Brief ▸ Below are the records. Gather each line that holds "panel".

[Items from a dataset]
—————

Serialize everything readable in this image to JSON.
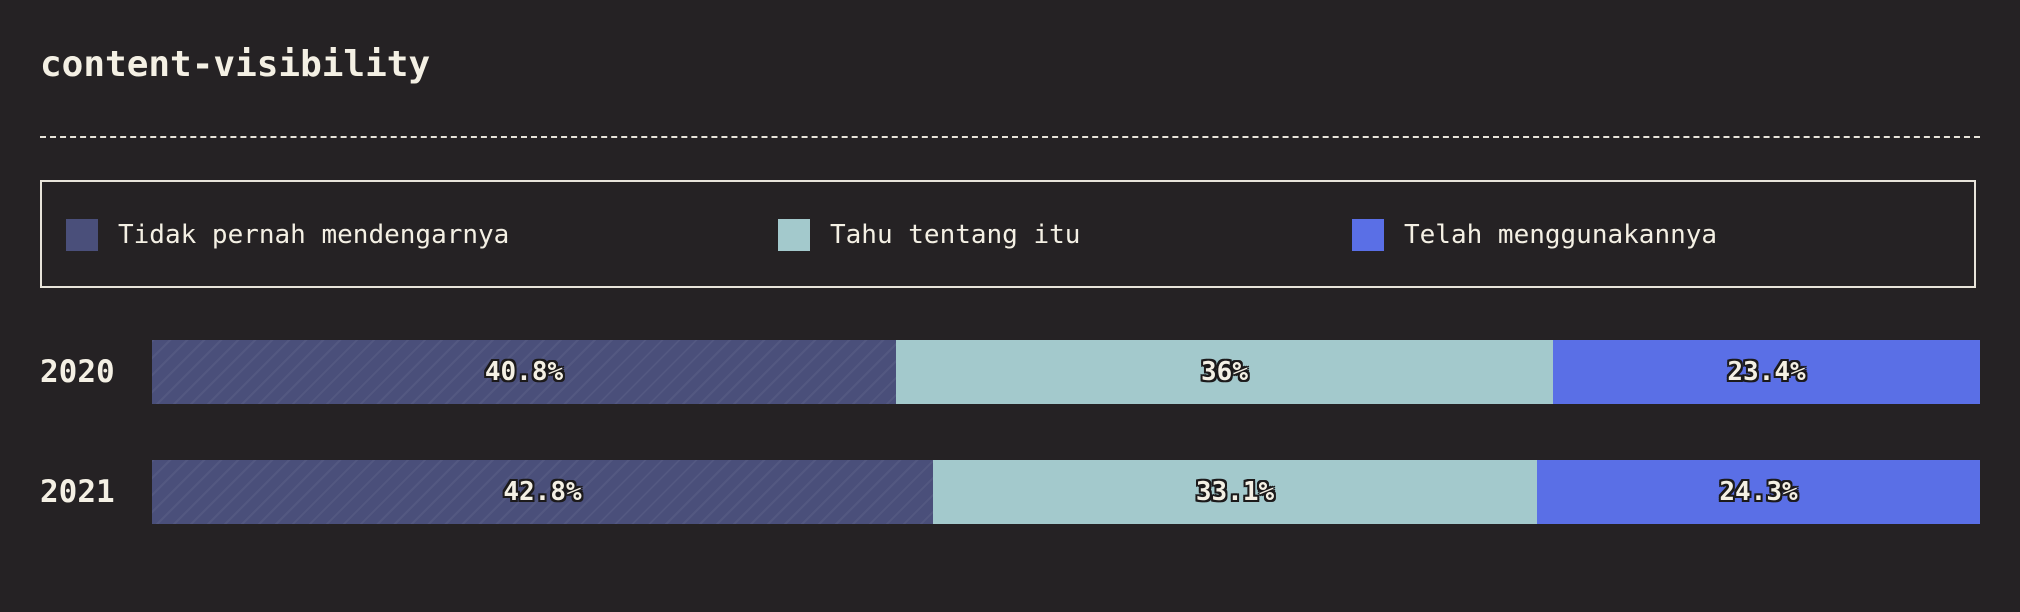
{
  "title": "content-visibility",
  "chart_data": {
    "type": "bar",
    "orientation": "horizontal-stacked",
    "categories": [
      "2020",
      "2021"
    ],
    "series": [
      {
        "name": "Tidak pernah mendengarnya",
        "color": "#4a4f7a",
        "values": [
          40.8,
          42.8
        ],
        "labels": [
          "40.8%",
          "42.8%"
        ]
      },
      {
        "name": "Tahu tentang itu",
        "color": "#a3c9cc",
        "values": [
          36,
          33.1
        ],
        "labels": [
          "36%",
          "33.1%"
        ]
      },
      {
        "name": "Telah menggunakannya",
        "color": "#5a6fe6",
        "values": [
          23.4,
          24.3
        ],
        "labels": [
          "23.4%",
          "24.3%"
        ]
      }
    ],
    "xlim": [
      0,
      100
    ],
    "legend": "top",
    "grid": false
  }
}
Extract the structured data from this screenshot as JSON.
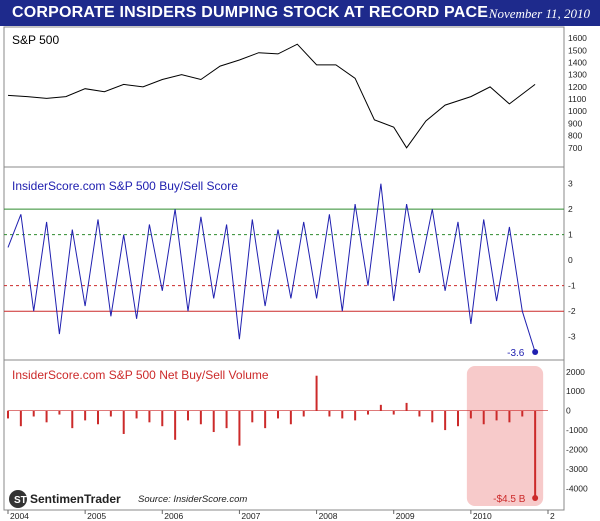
{
  "header": {
    "title": "CORPORATE INSIDERS DUMPING STOCK AT RECORD PACE",
    "date": "November 11, 2010"
  },
  "footer": {
    "logo_text": "SentimenTrader",
    "source": "Source:  InsiderScore.com"
  },
  "colors": {
    "header_bg": "#1e2a8c",
    "sp500_line": "#000000",
    "score_line": "#2020b0",
    "upper_band": "#2e8b2e",
    "lower_band": "#cc2a2a",
    "volume_bars": "#cc2a2a",
    "highlight": "#f4b8b8"
  },
  "chart_data": [
    {
      "type": "line",
      "panel": "sp500",
      "title": "S&P 500",
      "ylim": [
        600,
        1650
      ],
      "yticks": [
        "1600",
        "1500",
        "1400",
        "1300",
        "1200",
        "1100",
        "1000",
        "900",
        "800",
        "700"
      ],
      "x": [
        "2004-01",
        "2004-04",
        "2004-07",
        "2004-10",
        "2005-01",
        "2005-04",
        "2005-07",
        "2005-10",
        "2006-01",
        "2006-04",
        "2006-07",
        "2006-10",
        "2007-01",
        "2007-04",
        "2007-07",
        "2007-10",
        "2008-01",
        "2008-04",
        "2008-07",
        "2008-10",
        "2009-01",
        "2009-03",
        "2009-06",
        "2009-09",
        "2010-01",
        "2010-04",
        "2010-07",
        "2010-11"
      ],
      "values": [
        1130,
        1120,
        1105,
        1120,
        1185,
        1160,
        1220,
        1200,
        1260,
        1300,
        1260,
        1370,
        1420,
        1480,
        1470,
        1550,
        1380,
        1380,
        1270,
        930,
        870,
        700,
        920,
        1050,
        1120,
        1200,
        1060,
        1220
      ]
    },
    {
      "type": "line",
      "panel": "score",
      "title": "InsiderScore.com S&P 500 Buy/Sell Score",
      "ylim": [
        -3.6,
        3.3
      ],
      "yticks": [
        "3",
        "2",
        "1",
        "0",
        "-1",
        "-2",
        "-3"
      ],
      "reference_lines": [
        {
          "value": 2,
          "style": "solid",
          "color": "#2e8b2e"
        },
        {
          "value": 1,
          "style": "dashed",
          "color": "#2e8b2e"
        },
        {
          "value": -1,
          "style": "dashed",
          "color": "#cc2a2a"
        },
        {
          "value": -2,
          "style": "solid",
          "color": "#cc2a2a"
        }
      ],
      "x": [
        "2004-01",
        "2004-03",
        "2004-05",
        "2004-07",
        "2004-09",
        "2004-11",
        "2005-01",
        "2005-03",
        "2005-05",
        "2005-07",
        "2005-09",
        "2005-11",
        "2006-01",
        "2006-03",
        "2006-05",
        "2006-07",
        "2006-09",
        "2006-11",
        "2007-01",
        "2007-03",
        "2007-05",
        "2007-07",
        "2007-09",
        "2007-11",
        "2008-01",
        "2008-03",
        "2008-05",
        "2008-07",
        "2008-09",
        "2008-11",
        "2009-01",
        "2009-03",
        "2009-05",
        "2009-07",
        "2009-09",
        "2009-11",
        "2010-01",
        "2010-03",
        "2010-05",
        "2010-07",
        "2010-09",
        "2010-11"
      ],
      "values": [
        0.5,
        1.8,
        -2.0,
        1.5,
        -2.9,
        1.2,
        -1.8,
        1.6,
        -2.2,
        1.0,
        -2.3,
        1.4,
        -1.2,
        2.0,
        -2.0,
        1.7,
        -1.5,
        1.4,
        -3.1,
        1.6,
        -1.8,
        1.2,
        -1.5,
        1.5,
        -1.5,
        1.8,
        -2.0,
        2.2,
        -1.0,
        3.0,
        -1.6,
        2.2,
        -0.5,
        2.0,
        -1.2,
        1.5,
        -2.5,
        1.6,
        -1.6,
        1.3,
        -2.0,
        -3.6
      ],
      "annotation": {
        "label": "-3.6",
        "value": -3.6
      }
    },
    {
      "type": "bar",
      "panel": "volume",
      "title": "InsiderScore.com S&P 500 Net Buy/Sell Volume",
      "ylim": [
        -4600,
        2300
      ],
      "yticks": [
        "2000",
        "1000",
        "0",
        "-1000",
        "-2000",
        "-3000",
        "-4000"
      ],
      "annotation": {
        "label": "-$4.5 B",
        "value": -4500
      },
      "highlight_range": [
        "2010-01",
        "2010-11"
      ],
      "x": [
        "2004-01",
        "2004-03",
        "2004-05",
        "2004-07",
        "2004-09",
        "2004-11",
        "2005-01",
        "2005-03",
        "2005-05",
        "2005-07",
        "2005-09",
        "2005-11",
        "2006-01",
        "2006-03",
        "2006-05",
        "2006-07",
        "2006-09",
        "2006-11",
        "2007-01",
        "2007-03",
        "2007-05",
        "2007-07",
        "2007-09",
        "2007-11",
        "2008-01",
        "2008-03",
        "2008-05",
        "2008-07",
        "2008-09",
        "2008-11",
        "2009-01",
        "2009-03",
        "2009-05",
        "2009-07",
        "2009-09",
        "2009-11",
        "2010-01",
        "2010-03",
        "2010-05",
        "2010-07",
        "2010-09",
        "2010-11"
      ],
      "values": [
        -400,
        -800,
        -300,
        -600,
        -200,
        -900,
        -500,
        -700,
        -300,
        -1200,
        -400,
        -600,
        -800,
        -1500,
        -500,
        -700,
        -1100,
        -900,
        -1800,
        -600,
        -900,
        -400,
        -700,
        -300,
        1800,
        -300,
        -400,
        -500,
        -200,
        300,
        -200,
        400,
        -300,
        -600,
        -1000,
        -800,
        -400,
        -700,
        -500,
        -600,
        -300,
        -4500
      ]
    }
  ],
  "x_axis": {
    "labels": [
      "2004",
      "2005",
      "2006",
      "2007",
      "2008",
      "2009",
      "2010",
      "2"
    ]
  }
}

—————

Correct result ▸
      "panel": "sp500",
      "panel": "score",
      "panel": "volume",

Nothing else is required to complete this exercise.